== Problem requirements ==
Reproduce the listing below character for character; drop every image.

════════

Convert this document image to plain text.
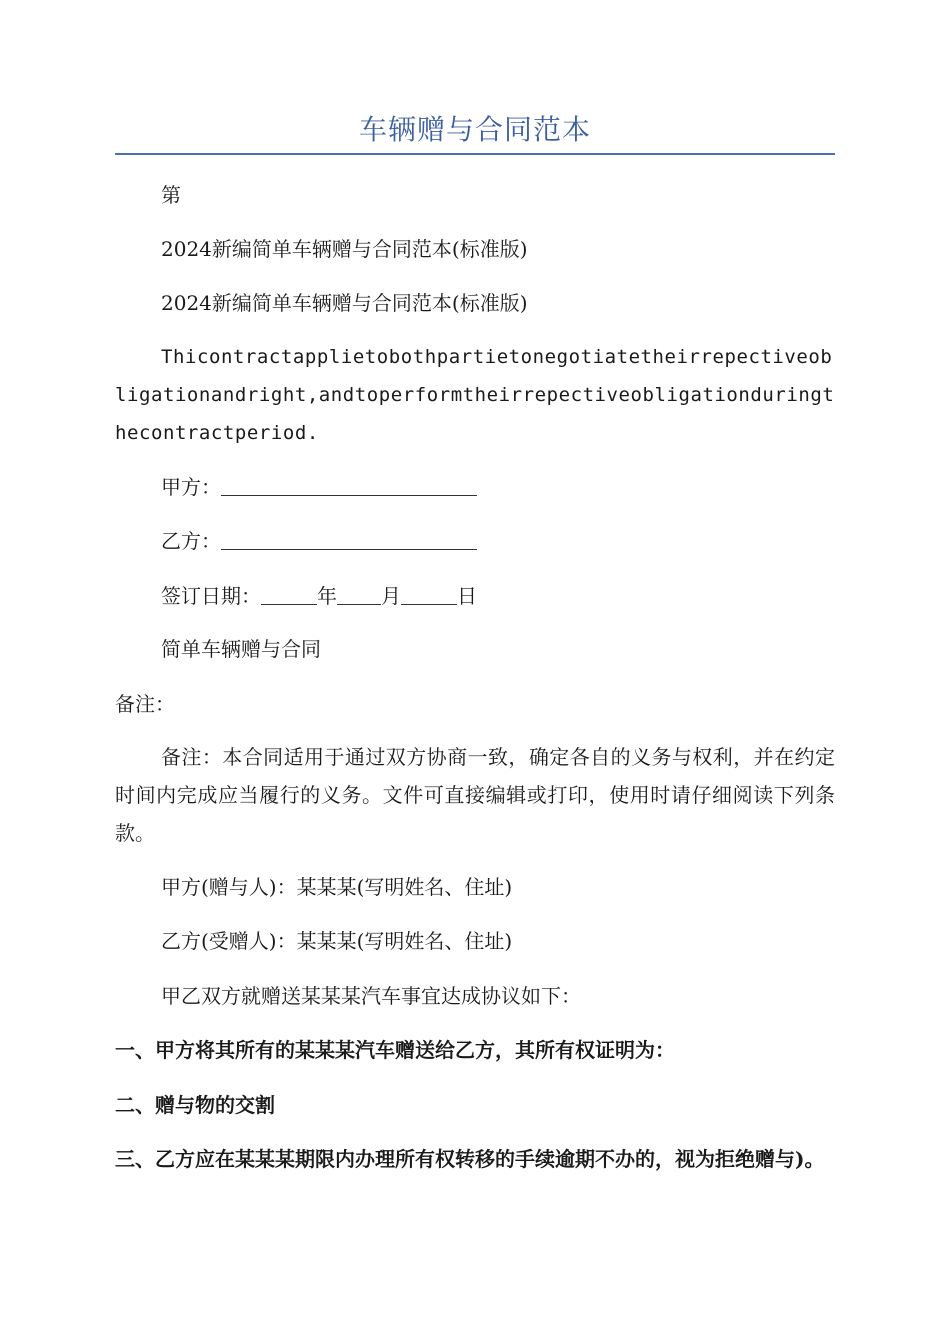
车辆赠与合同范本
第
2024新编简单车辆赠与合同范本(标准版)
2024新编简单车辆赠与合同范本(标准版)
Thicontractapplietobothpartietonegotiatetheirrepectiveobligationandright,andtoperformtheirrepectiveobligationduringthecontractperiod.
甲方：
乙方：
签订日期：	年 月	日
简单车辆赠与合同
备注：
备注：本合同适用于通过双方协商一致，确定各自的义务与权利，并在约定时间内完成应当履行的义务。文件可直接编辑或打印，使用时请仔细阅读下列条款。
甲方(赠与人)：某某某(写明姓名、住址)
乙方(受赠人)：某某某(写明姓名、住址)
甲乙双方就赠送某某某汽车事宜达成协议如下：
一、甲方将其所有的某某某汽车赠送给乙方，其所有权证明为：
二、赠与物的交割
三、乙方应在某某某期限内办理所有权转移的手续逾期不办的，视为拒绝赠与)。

════════

== The solution ==
Convert this document image to plain text.
车辆赠与合同范本
第
2024新编简单车辆赠与合同范本(标准版)
2024新编简单车辆赠与合同范本(标准版)
Thicontractapplietobothpartietonegotiatetheirrepectiveobligationandright,andtoperformtheirrepectiveobligationduringthecontractperiod.
甲方：
乙方：
签订日期：	年 月	日
简单车辆赠与合同
备注：
备注：本合同适用于通过双方协商一致，确定各自的义务与权利，并在约定时间内完成应当履行的义务。文件可直接编辑或打印，使用时请仔细阅读下列条款。
甲方(赠与人)：某某某(写明姓名、住址)
乙方(受赠人)：某某某(写明姓名、住址)
甲乙双方就赠送某某某汽车事宜达成协议如下：
一、甲方将其所有的某某某汽车赠送给乙方，其所有权证明为：
二、赠与物的交割
三、乙方应在某某某期限内办理所有权转移的手续逾期不办的，视为拒绝赠与)。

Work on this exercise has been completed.